(Data listing)
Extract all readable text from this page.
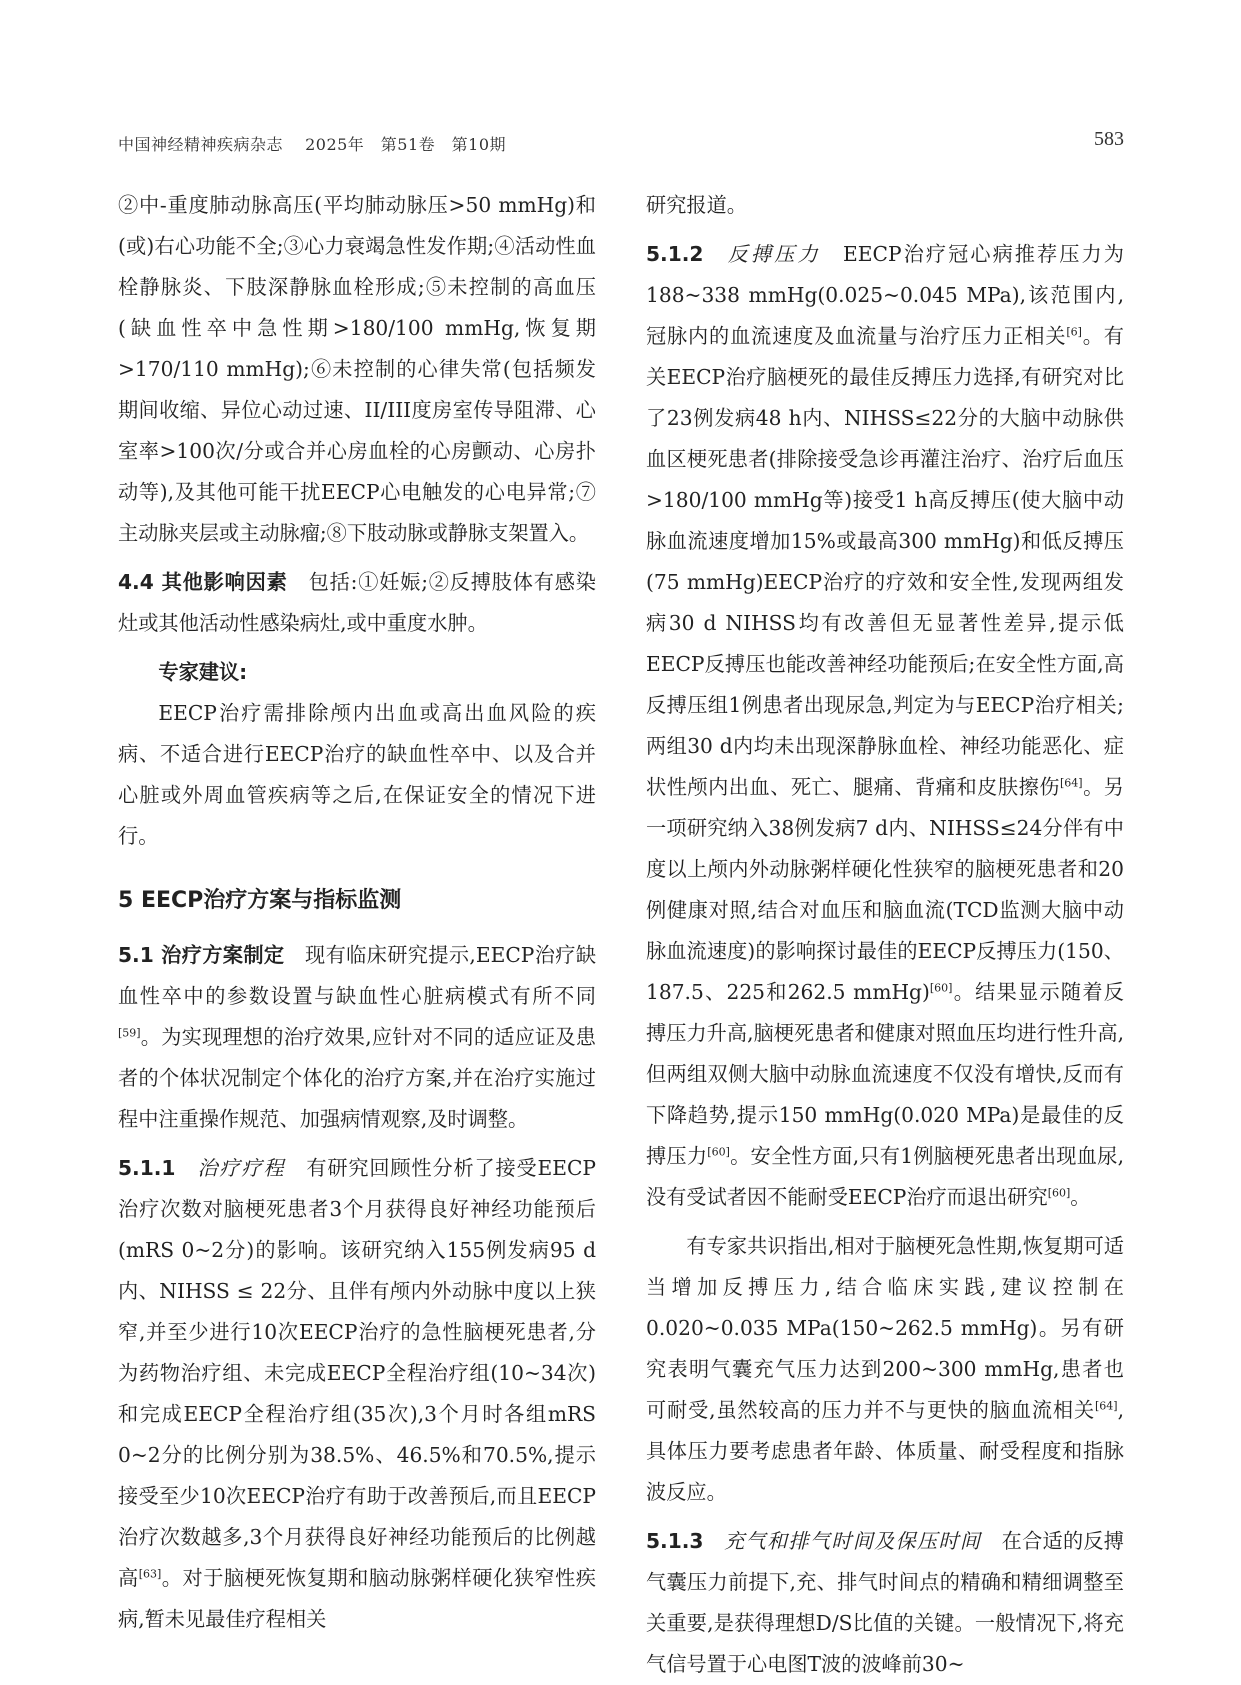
中国神经精神疾病杂志　 2025年　第51卷　第10期	583

②中-重度肺动脉高压(平均肺动脉压>50 mmHg)和(或)右心功能不全;③心力衰竭急性发作期;④活动性血栓静脉炎、下肢深静脉血栓形成;⑤未控制的高血压(缺血性卒中急性期>180/100 mmHg,恢复期>170/110 mmHg);⑥未控制的心律失常(包括频发期间收缩、异位心动过速、II/III度房室传导阻滞、心室率>100次/分或合并心房血栓的心房颤动、心房扑动等),及其他可能干扰EECP心电触发的心电异常;⑦主动脉夹层或主动脉瘤;⑧下肢动脉或静脉支架置入。

4.4 其他影响因素　 包括:①妊娠;②反搏肢体有感染灶或其他活动性感染病灶,或中重度水肿。

专家建议:

EECP治疗需排除颅内出血或高出血风险的疾病、不适合进行EECP治疗的缺血性卒中、以及合并心脏或外周血管疾病等之后,在保证安全的情况下进行。

5 EECP治疗方案与指标监测

5.1 治疗方案制定　 现有临床研究提示,EECP治疗缺血性卒中的参数设置与缺血性心脏病模式有所不同[59]。为实现理想的治疗效果,应针对不同的适应证及患者的个体状况制定个体化的治疗方案,并在治疗实施过程中注重操作规范、加强病情观察,及时调整。

5.1.1　 治疗疗程　 有研究回顾性分析了接受EECP治疗次数对脑梗死患者3个月获得良好神经功能预后(mRS 0~2分)的影响。该研究纳入155例发病95 d内、NIHSS ≤ 22分、且伴有颅内外动脉中度以上狭窄,并至少进行10次EECP治疗的急性脑梗死患者,分为药物治疗组、未完成EECP全程治疗组(10~34次)和完成EECP全程治疗组(35次),3个月时各组mRS 0~2分的比例分别为38.5%、46.5%和70.5%,提示接受至少10次EECP治疗有助于改善预后,而且EECP治疗次数越多,3个月获得良好神经功能预后的比例越高[63]。对于脑梗死恢复期和脑动脉粥样硬化狭窄性疾病,暂未见最佳疗程相关

研究报道。

5.1.2　 反搏压力　 EECP治疗冠心病推荐压力为188~338 mmHg(0.025~0.045 MPa),该范围内,冠脉内的血流速度及血流量与治疗压力正相关[6]。有关EECP治疗脑梗死的最佳反搏压力选择,有研究对比了23例发病48 h内、NIHSS≤22分的大脑中动脉供血区梗死患者(排除接受急诊再灌注治疗、治疗后血压>180/100 mmHg等)接受1 h高反搏压(使大脑中动脉血流速度增加15%或最高300 mmHg)和低反搏压(75 mmHg)EECP治疗的疗效和安全性,发现两组发病30 d NIHSS均有改善但无显著性差异,提示低EECP反搏压也能改善神经功能预后;在安全性方面,高反搏压组1例患者出现尿急,判定为与EECP治疗相关;两组30 d内均未出现深静脉血栓、神经功能恶化、症状性颅内出血、死亡、腿痛、背痛和皮肤擦伤[64]。另一项研究纳入38例发病7 d内、NIHSS≤24分伴有中度以上颅内外动脉粥样硬化性狭窄的脑梗死患者和20例健康对照,结合对血压和脑血流(TCD监测大脑中动脉血流速度)的影响探讨最佳的EECP反搏压力(150、187.5、225和262.5 mmHg)[60]。结果显示随着反搏压力升高,脑梗死患者和健康对照血压均进行性升高,但两组双侧大脑中动脉血流速度不仅没有增快,反而有下降趋势,提示150 mmHg(0.020 MPa)是最佳的反搏压力[60]。安全性方面,只有1例脑梗死患者出现血尿,没有受试者因不能耐受EECP治疗而退出研究[60]。

有专家共识指出,相对于脑梗死急性期,恢复期可适当增加反搏压力,结合临床实践,建议控制在0.020~0.035 MPa(150~262.5 mmHg)。另有研究表明气囊充气压力达到200~300 mmHg,患者也可耐受,虽然较高的压力并不与更快的脑血流相关[64],具体压力要考虑患者年龄、体质量、耐受程度和指脉波反应。

5.1.3　 充气和排气时间及保压时间　 在合适的反搏气囊压力前提下,充、排气时间点的精确和精细调整至关重要,是获得理想D/S比值的关键。一般情况下,将充气信号置于心电图T波的波峰前30~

**WRITTEN INSTRUCTION:**
Print out every entry above without changing a word, and leave out the pictures.

**SOLUTION TO THIS EXERCISE:**
Extract all readable text from this page.
中国神经精神疾病杂志　 2025年　第51卷　第10期	583

②中-重度肺动脉高压(平均肺动脉压>50 mmHg)和(或)右心功能不全;③心力衰竭急性发作期;④活动性血栓静脉炎、下肢深静脉血栓形成;⑤未控制的高血压(缺血性卒中急性期>180/100 mmHg,恢复期>170/110 mmHg);⑥未控制的心律失常(包括频发期间收缩、异位心动过速、II/III度房室传导阻滞、心室率>100次/分或合并心房血栓的心房颤动、心房扑动等),及其他可能干扰EECP心电触发的心电异常;⑦主动脉夹层或主动脉瘤;⑧下肢动脉或静脉支架置入。

4.4 其他影响因素　 包括:①妊娠;②反搏肢体有感染灶或其他活动性感染病灶,或中重度水肿。

专家建议:

EECP治疗需排除颅内出血或高出血风险的疾病、不适合进行EECP治疗的缺血性卒中、以及合并心脏或外周血管疾病等之后,在保证安全的情况下进行。

5 EECP治疗方案与指标监测

5.1 治疗方案制定　 现有临床研究提示,EECP治疗缺血性卒中的参数设置与缺血性心脏病模式有所不同[59]。为实现理想的治疗效果,应针对不同的适应证及患者的个体状况制定个体化的治疗方案,并在治疗实施过程中注重操作规范、加强病情观察,及时调整。

5.1.1　 治疗疗程　 有研究回顾性分析了接受EECP治疗次数对脑梗死患者3个月获得良好神经功能预后(mRS 0~2分)的影响。该研究纳入155例发病95 d内、NIHSS ≤ 22分、且伴有颅内外动脉中度以上狭窄,并至少进行10次EECP治疗的急性脑梗死患者,分为药物治疗组、未完成EECP全程治疗组(10~34次)和完成EECP全程治疗组(35次),3个月时各组mRS 0~2分的比例分别为38.5%、46.5%和70.5%,提示接受至少10次EECP治疗有助于改善预后,而且EECP治疗次数越多,3个月获得良好神经功能预后的比例越高[63]。对于脑梗死恢复期和脑动脉粥样硬化狭窄性疾病,暂未见最佳疗程相关

研究报道。

5.1.2　 反搏压力　 EECP治疗冠心病推荐压力为188~338 mmHg(0.025~0.045 MPa),该范围内,冠脉内的血流速度及血流量与治疗压力正相关[6]。有关EECP治疗脑梗死的最佳反搏压力选择,有研究对比了23例发病48 h内、NIHSS≤22分的大脑中动脉供血区梗死患者(排除接受急诊再灌注治疗、治疗后血压>180/100 mmHg等)接受1 h高反搏压(使大脑中动脉血流速度增加15%或最高300 mmHg)和低反搏压(75 mmHg)EECP治疗的疗效和安全性,发现两组发病30 d NIHSS均有改善但无显著性差异,提示低EECP反搏压也能改善神经功能预后;在安全性方面,高反搏压组1例患者出现尿急,判定为与EECP治疗相关;两组30 d内均未出现深静脉血栓、神经功能恶化、症状性颅内出血、死亡、腿痛、背痛和皮肤擦伤[64]。另一项研究纳入38例发病7 d内、NIHSS≤24分伴有中度以上颅内外动脉粥样硬化性狭窄的脑梗死患者和20例健康对照,结合对血压和脑血流(TCD监测大脑中动脉血流速度)的影响探讨最佳的EECP反搏压力(150、187.5、225和262.5 mmHg)[60]。结果显示随着反搏压力升高,脑梗死患者和健康对照血压均进行性升高,但两组双侧大脑中动脉血流速度不仅没有增快,反而有下降趋势,提示150 mmHg(0.020 MPa)是最佳的反搏压力[60]。安全性方面,只有1例脑梗死患者出现血尿,没有受试者因不能耐受EECP治疗而退出研究[60]。

有专家共识指出,相对于脑梗死急性期,恢复期可适当增加反搏压力,结合临床实践,建议控制在0.020~0.035 MPa(150~262.5 mmHg)。另有研究表明气囊充气压力达到200~300 mmHg,患者也可耐受,虽然较高的压力并不与更快的脑血流相关[64],具体压力要考虑患者年龄、体质量、耐受程度和指脉波反应。

5.1.3　 充气和排气时间及保压时间　 在合适的反搏气囊压力前提下,充、排气时间点的精确和精细调整至关重要,是获得理想D/S比值的关键。一般情况下,将充气信号置于心电图T波的波峰前30~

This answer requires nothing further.